#### Page

Tsumi to Batsu: A Falsified Romance (Chps 1-69) Review

Plot: Inspired by the book Crime and Punishment, Miroku Tachi is college dropout who has spiraled into depression. He holds no job, barely leaves his apartment, has poor social skills and no hope for his future. His mother and sister, mostly his sister, have been supporting him financially while believing he is still in college studying to be a teacher like his deceased father.

In what Miroku believes to be an effort to marry into money to support Miroku’s ‘dream’ further, Miroku’s sister announces that she’s marrying a man that Miroku despises. He concocts a plan to become financially stable so she won’t need to marry him – a plan involving murder.

Breakdown: This was one of those manga that I really got into and had to keep reading chapter after chapter. It is an incredibly interesting read that gives us a take of the old tale of a regular guy eventually being lead to murder in a fairly different way.

########

■ **Problem 1**
Write out verbatim the passage of the manga review that opens with the words containing "Plot: Inspired by" and closes with "his deceased father.".

#### Extracted data

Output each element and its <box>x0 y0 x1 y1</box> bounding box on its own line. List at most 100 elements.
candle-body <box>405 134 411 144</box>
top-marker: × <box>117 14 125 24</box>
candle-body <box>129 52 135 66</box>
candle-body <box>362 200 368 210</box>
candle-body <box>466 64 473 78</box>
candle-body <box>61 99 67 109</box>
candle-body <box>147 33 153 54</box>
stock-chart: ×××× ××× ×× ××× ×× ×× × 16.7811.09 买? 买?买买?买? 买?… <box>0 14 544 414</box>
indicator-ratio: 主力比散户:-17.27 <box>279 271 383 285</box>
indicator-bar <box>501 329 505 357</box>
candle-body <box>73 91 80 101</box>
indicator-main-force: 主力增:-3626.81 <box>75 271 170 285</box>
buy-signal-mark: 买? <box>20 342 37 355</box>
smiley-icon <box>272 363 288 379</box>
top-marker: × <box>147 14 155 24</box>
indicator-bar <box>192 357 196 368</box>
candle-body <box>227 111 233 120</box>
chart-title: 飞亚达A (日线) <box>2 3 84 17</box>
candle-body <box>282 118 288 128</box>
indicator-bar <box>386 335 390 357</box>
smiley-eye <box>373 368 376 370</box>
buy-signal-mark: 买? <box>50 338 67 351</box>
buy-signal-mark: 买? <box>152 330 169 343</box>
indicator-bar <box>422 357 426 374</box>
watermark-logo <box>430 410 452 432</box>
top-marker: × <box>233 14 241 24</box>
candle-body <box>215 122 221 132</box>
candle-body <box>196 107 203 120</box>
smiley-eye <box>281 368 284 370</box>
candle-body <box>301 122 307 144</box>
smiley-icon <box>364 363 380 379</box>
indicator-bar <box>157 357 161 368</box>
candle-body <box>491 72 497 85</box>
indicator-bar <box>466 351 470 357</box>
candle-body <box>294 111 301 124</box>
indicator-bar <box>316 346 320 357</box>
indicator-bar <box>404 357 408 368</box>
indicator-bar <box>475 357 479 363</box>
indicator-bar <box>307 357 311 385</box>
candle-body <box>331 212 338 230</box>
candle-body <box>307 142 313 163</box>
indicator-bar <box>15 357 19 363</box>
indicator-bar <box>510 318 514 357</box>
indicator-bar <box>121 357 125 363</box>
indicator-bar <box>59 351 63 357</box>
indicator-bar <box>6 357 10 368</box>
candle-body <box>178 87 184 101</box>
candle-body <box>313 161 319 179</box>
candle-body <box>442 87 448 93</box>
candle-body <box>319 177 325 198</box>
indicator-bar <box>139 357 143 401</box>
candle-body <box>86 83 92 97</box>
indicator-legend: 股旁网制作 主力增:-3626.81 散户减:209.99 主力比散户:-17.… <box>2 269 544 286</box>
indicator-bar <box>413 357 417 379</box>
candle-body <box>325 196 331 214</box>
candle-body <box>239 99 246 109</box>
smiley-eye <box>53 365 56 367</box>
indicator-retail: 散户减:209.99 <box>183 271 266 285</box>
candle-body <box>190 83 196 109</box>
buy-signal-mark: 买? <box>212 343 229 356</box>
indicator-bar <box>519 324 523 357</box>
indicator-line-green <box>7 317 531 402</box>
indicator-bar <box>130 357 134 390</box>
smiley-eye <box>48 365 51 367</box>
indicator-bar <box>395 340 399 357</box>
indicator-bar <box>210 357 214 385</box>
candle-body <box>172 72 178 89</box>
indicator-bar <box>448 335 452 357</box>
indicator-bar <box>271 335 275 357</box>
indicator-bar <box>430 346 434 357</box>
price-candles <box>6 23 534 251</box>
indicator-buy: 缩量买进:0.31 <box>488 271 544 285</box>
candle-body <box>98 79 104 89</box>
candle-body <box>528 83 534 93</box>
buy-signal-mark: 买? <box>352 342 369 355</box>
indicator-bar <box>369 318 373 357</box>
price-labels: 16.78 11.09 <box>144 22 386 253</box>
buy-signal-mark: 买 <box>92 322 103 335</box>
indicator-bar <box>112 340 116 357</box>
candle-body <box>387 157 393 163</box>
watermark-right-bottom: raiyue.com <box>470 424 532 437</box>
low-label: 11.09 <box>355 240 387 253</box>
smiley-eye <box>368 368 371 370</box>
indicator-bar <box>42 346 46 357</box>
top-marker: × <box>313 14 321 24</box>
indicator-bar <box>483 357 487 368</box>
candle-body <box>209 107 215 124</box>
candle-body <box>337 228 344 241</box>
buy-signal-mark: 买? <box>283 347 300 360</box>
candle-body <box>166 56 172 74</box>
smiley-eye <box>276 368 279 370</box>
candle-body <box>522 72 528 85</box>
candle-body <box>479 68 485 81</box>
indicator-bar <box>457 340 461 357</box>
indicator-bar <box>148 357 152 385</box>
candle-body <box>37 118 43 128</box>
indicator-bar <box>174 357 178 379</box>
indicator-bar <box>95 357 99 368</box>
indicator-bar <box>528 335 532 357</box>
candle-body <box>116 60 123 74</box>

########

■ **Problem 2**
Extract verbatim the lines of the listing that run from its first line through the line containing "indicator-bar <box>386 335 390 357</box>", including both of those lines.

■ **Written reply 1**
Plot: Inspired by the book Crime and Punishment, Miroku Tachi is college dropout who has spiraled into depression. He holds no job, barely leaves his apartment, has poor social skills and no hope for his future. His mother and sister, mostly his sister, have been supporting him financially while believing he is still in college studying to be a teacher like his deceased father.

■ **Written reply 2**
Output each element and its <box>x0 y0 x1 y1</box> bounding box on its own line. List at most 100 elements.
candle-body <box>405 134 411 144</box>
top-marker: × <box>117 14 125 24</box>
candle-body <box>129 52 135 66</box>
candle-body <box>362 200 368 210</box>
candle-body <box>466 64 473 78</box>
candle-body <box>61 99 67 109</box>
candle-body <box>147 33 153 54</box>
stock-chart: ×××× ××× ×× ××× ×× ×× × 16.7811.09 买? 买?买买?买? 买?… <box>0 14 544 414</box>
indicator-ratio: 主力比散户:-17.27 <box>279 271 383 285</box>
indicator-bar <box>501 329 505 357</box>
candle-body <box>73 91 80 101</box>
indicator-main-force: 主力增:-3626.81 <box>75 271 170 285</box>
buy-signal-mark: 买? <box>20 342 37 355</box>
smiley-icon <box>272 363 288 379</box>
top-marker: × <box>147 14 155 24</box>
indicator-bar <box>192 357 196 368</box>
candle-body <box>227 111 233 120</box>
chart-title: 飞亚达A (日线) <box>2 3 84 17</box>
candle-body <box>282 118 288 128</box>
indicator-bar <box>386 335 390 357</box>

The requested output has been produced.